» PROBLEM: Repeat each record below exactly as given.

» STORED ROWS:
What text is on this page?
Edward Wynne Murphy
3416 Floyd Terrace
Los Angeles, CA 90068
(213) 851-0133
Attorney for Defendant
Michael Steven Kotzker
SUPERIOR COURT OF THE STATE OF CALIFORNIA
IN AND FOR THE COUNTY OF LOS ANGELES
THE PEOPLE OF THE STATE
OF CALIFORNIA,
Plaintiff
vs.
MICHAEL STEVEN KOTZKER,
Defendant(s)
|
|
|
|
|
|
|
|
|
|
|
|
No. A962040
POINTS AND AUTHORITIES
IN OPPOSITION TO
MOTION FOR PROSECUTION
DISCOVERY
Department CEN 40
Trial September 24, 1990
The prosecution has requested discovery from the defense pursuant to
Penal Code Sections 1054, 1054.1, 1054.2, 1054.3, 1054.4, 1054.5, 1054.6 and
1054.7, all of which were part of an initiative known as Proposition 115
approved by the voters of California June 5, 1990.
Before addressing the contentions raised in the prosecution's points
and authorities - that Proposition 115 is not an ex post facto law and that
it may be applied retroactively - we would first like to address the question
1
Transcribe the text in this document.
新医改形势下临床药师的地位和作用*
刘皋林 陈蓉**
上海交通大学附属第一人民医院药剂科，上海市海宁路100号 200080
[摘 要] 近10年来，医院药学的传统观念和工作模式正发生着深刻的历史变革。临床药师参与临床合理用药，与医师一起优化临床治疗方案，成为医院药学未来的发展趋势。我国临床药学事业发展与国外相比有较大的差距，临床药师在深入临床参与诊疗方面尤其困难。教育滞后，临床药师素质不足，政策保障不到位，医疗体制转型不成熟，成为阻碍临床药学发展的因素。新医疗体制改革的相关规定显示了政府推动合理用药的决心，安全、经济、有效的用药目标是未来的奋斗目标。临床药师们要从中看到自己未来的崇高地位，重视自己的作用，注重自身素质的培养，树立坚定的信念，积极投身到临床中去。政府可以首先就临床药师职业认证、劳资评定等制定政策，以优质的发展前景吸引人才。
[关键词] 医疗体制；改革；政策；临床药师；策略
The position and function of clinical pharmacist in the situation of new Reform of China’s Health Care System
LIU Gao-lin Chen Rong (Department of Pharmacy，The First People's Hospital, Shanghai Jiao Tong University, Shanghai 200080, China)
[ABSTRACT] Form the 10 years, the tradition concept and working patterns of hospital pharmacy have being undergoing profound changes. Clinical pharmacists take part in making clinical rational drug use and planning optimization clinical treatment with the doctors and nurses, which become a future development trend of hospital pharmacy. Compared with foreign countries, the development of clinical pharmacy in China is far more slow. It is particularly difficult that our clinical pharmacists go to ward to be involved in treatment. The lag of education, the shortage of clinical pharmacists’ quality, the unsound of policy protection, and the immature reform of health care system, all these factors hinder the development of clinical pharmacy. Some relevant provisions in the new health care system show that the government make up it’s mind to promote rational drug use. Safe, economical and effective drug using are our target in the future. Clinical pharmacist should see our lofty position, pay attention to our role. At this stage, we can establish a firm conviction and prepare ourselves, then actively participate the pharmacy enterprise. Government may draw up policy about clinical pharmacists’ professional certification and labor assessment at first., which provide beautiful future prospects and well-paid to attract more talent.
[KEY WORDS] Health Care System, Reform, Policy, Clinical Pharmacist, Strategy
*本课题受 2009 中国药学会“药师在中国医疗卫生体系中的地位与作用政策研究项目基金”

» COMPLETED EXERCISE:
What text is on this page?
Edward Wynne Murphy
3416 Floyd Terrace
Los Angeles, CA 90068
(213) 851-0133
Attorney for Defendant
Michael Steven Kotzker
SUPERIOR COURT OF THE STATE OF CALIFORNIA
IN AND FOR THE COUNTY OF LOS ANGELES
THE PEOPLE OF THE STATE
OF CALIFORNIA,
Plaintiff
vs.
MICHAEL STEVEN KOTZKER,
Defendant(s)
|
|
|
|
|
|
|
|
|
|
|
|
No. A962040
POINTS AND AUTHORITIES
IN OPPOSITION TO
MOTION FOR PROSECUTION
DISCOVERY
Department CEN 40
Trial September 24, 1990
The prosecution has requested discovery from the defense pursuant to
Penal Code Sections 1054, 1054.1, 1054.2, 1054.3, 1054.4, 1054.5, 1054.6 and
1054.7, all of which were part of an initiative known as Proposition 115
approved by the voters of California June 5, 1990.
Before addressing the contentions raised in the prosecution's points
and authorities - that Proposition 115 is not an ex post facto law and that
it may be applied retroactively - we would first like to address the question
1
Transcribe the text in this document.
新医改形势下临床药师的地位和作用*
刘皋林 陈蓉**
上海交通大学附属第一人民医院药剂科，上海市海宁路100号 200080
[摘 要] 近10年来，医院药学的传统观念和工作模式正发生着深刻的历史变革。临床药师参与临床合理用药，与医师一起优化临床治疗方案，成为医院药学未来的发展趋势。我国临床药学事业发展与国外相比有较大的差距，临床药师在深入临床参与诊疗方面尤其困难。教育滞后，临床药师素质不足，政策保障不到位，医疗体制转型不成熟，成为阻碍临床药学发展的因素。新医疗体制改革的相关规定显示了政府推动合理用药的决心，安全、经济、有效的用药目标是未来的奋斗目标。临床药师们要从中看到自己未来的崇高地位，重视自己的作用，注重自身素质的培养，树立坚定的信念，积极投身到临床中去。政府可以首先就临床药师职业认证、劳资评定等制定政策，以优质的发展前景吸引人才。
[关键词] 医疗体制；改革；政策；临床药师；策略
The position and function of clinical pharmacist in the situation of new Reform of China’s Health Care System
LIU Gao-lin Chen Rong (Department of Pharmacy，The First People's Hospital, Shanghai Jiao Tong University, Shanghai 200080, China)
[ABSTRACT] Form the 10 years, the tradition concept and working patterns of hospital pharmacy have being undergoing profound changes. Clinical pharmacists take part in making clinical rational drug use and planning optimization clinical treatment with the doctors and nurses, which become a future development trend of hospital pharmacy. Compared with foreign countries, the development of clinical pharmacy in China is far more slow. It is particularly difficult that our clinical pharmacists go to ward to be involved in treatment. The lag of education, the shortage of clinical pharmacists’ quality, the unsound of policy protection, and the immature reform of health care system, all these factors hinder the development of clinical pharmacy. Some relevant provisions in the new health care system show that the government make up it’s mind to promote rational drug use. Safe, economical and effective drug using are our target in the future. Clinical pharmacist should see our lofty position, pay attention to our role. At this stage, we can establish a firm conviction and prepare ourselves, then actively participate the pharmacy enterprise. Government may draw up policy about clinical pharmacists’ professional certification and labor assessment at first., which provide beautiful future prospects and well-paid to attract more talent.
[KEY WORDS] Health Care System, Reform, Policy, Clinical Pharmacist, Strategy
*本课题受 2009 中国药学会“药师在中国医疗卫生体系中的地位与作用政策研究项目基金”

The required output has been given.